■ **TO DO**:
Report, as a bare number, how many lines hold "name".

Entries taken from a collection:
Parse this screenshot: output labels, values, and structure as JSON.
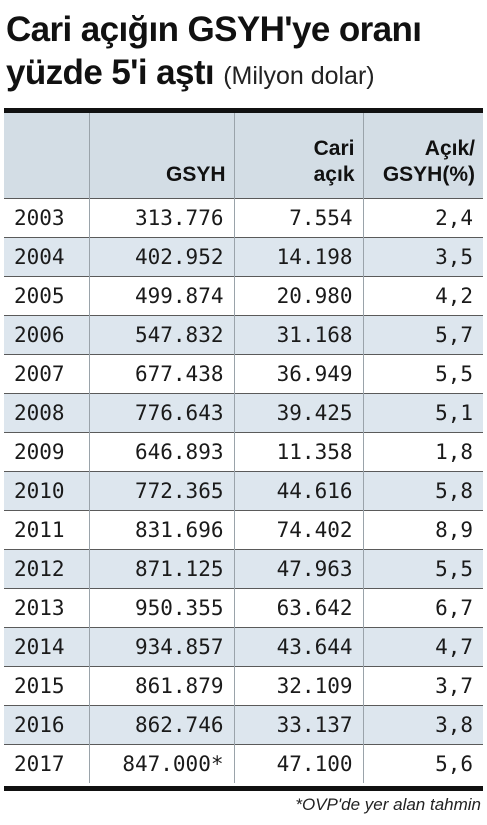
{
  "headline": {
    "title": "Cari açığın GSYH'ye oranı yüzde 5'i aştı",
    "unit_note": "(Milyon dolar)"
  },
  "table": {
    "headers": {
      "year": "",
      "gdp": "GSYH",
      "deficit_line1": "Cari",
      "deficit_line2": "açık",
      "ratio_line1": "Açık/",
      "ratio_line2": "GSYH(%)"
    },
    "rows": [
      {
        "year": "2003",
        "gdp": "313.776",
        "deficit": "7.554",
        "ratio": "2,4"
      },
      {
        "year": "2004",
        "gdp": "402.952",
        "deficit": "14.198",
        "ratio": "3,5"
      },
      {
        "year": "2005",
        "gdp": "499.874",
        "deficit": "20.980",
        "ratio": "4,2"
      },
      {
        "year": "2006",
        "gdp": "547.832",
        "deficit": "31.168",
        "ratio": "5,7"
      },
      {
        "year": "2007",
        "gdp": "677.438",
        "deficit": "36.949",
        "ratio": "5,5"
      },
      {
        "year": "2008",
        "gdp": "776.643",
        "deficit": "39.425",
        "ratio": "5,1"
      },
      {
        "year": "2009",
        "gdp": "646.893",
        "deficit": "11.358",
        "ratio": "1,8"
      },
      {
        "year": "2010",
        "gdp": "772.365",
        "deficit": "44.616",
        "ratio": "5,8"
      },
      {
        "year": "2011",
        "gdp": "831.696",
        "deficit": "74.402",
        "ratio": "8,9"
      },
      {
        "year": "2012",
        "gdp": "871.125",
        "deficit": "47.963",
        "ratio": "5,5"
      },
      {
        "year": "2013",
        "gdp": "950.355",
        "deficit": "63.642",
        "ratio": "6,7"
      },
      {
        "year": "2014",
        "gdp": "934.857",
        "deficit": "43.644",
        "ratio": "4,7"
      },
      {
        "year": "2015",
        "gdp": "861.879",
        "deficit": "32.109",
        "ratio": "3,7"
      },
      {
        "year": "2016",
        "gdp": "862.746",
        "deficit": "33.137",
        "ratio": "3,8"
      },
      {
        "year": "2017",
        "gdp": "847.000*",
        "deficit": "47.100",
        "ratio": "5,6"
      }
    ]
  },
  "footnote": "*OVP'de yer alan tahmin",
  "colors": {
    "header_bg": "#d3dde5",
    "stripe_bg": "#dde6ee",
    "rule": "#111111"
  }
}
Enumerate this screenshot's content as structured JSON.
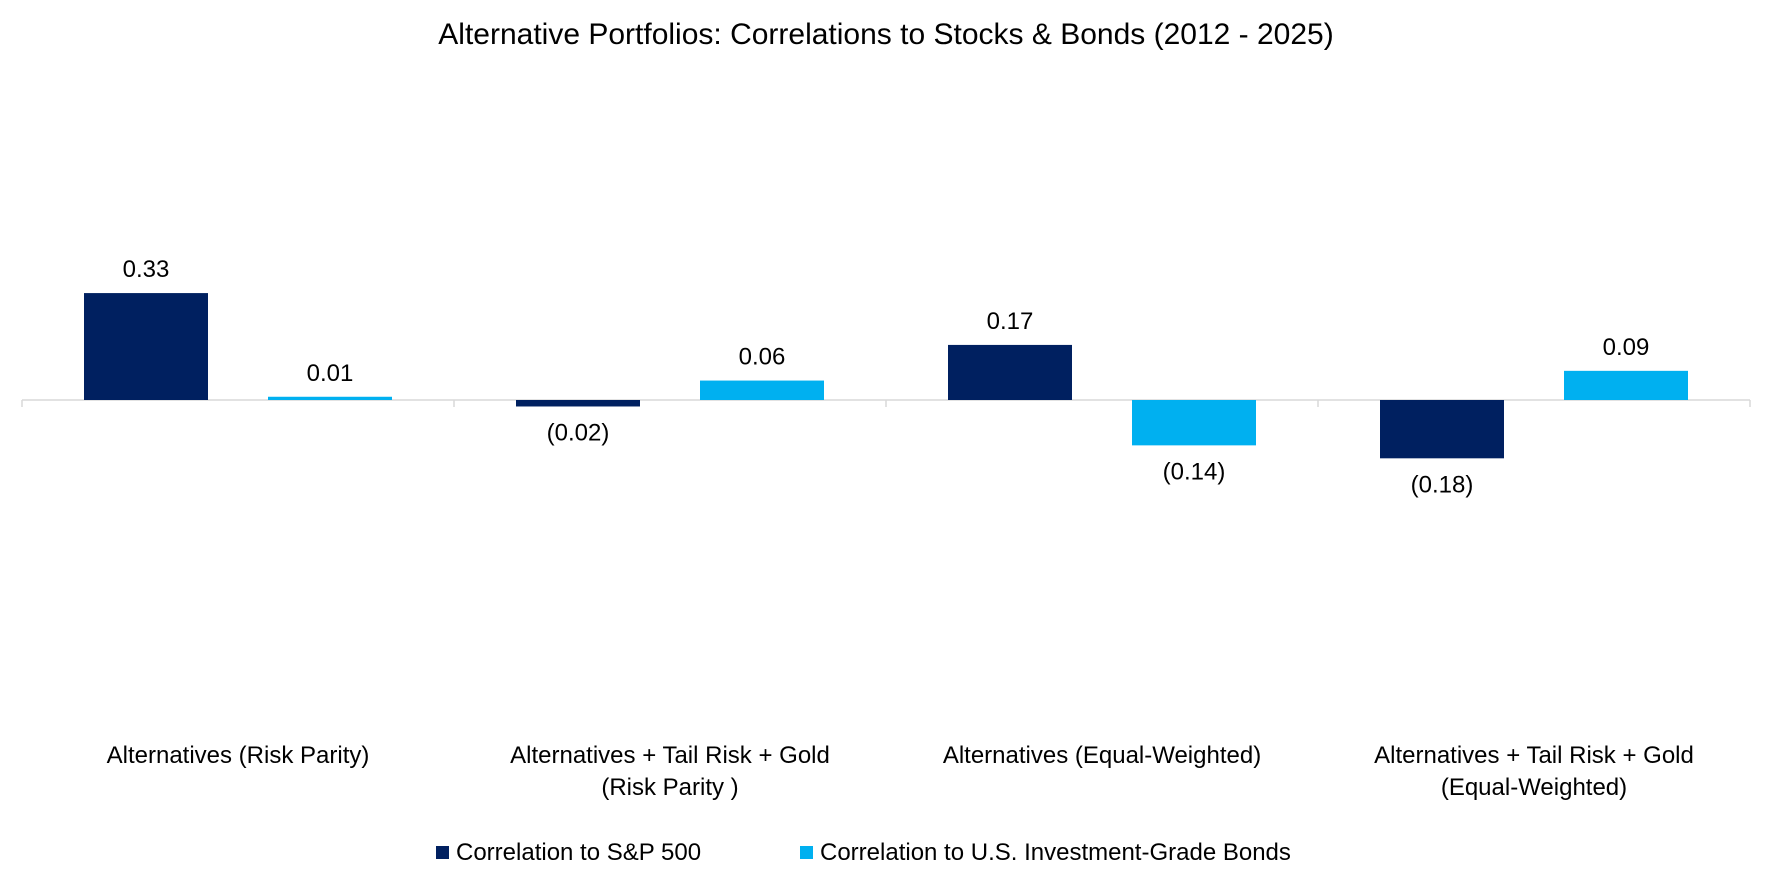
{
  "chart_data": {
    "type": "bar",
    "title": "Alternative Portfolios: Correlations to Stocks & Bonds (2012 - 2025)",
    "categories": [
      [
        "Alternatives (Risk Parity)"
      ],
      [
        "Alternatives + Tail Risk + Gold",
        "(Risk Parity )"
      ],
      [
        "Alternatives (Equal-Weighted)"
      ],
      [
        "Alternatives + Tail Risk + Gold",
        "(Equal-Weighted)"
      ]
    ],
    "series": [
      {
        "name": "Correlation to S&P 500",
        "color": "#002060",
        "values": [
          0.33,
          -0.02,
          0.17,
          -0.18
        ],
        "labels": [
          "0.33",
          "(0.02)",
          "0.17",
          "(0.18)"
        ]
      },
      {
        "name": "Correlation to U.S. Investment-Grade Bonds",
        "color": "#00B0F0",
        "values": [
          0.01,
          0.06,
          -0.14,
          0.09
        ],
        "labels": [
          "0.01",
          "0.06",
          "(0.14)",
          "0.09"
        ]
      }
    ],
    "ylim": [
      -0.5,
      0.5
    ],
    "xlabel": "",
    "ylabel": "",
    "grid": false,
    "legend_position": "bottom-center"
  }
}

■ **SOLUTION**:
2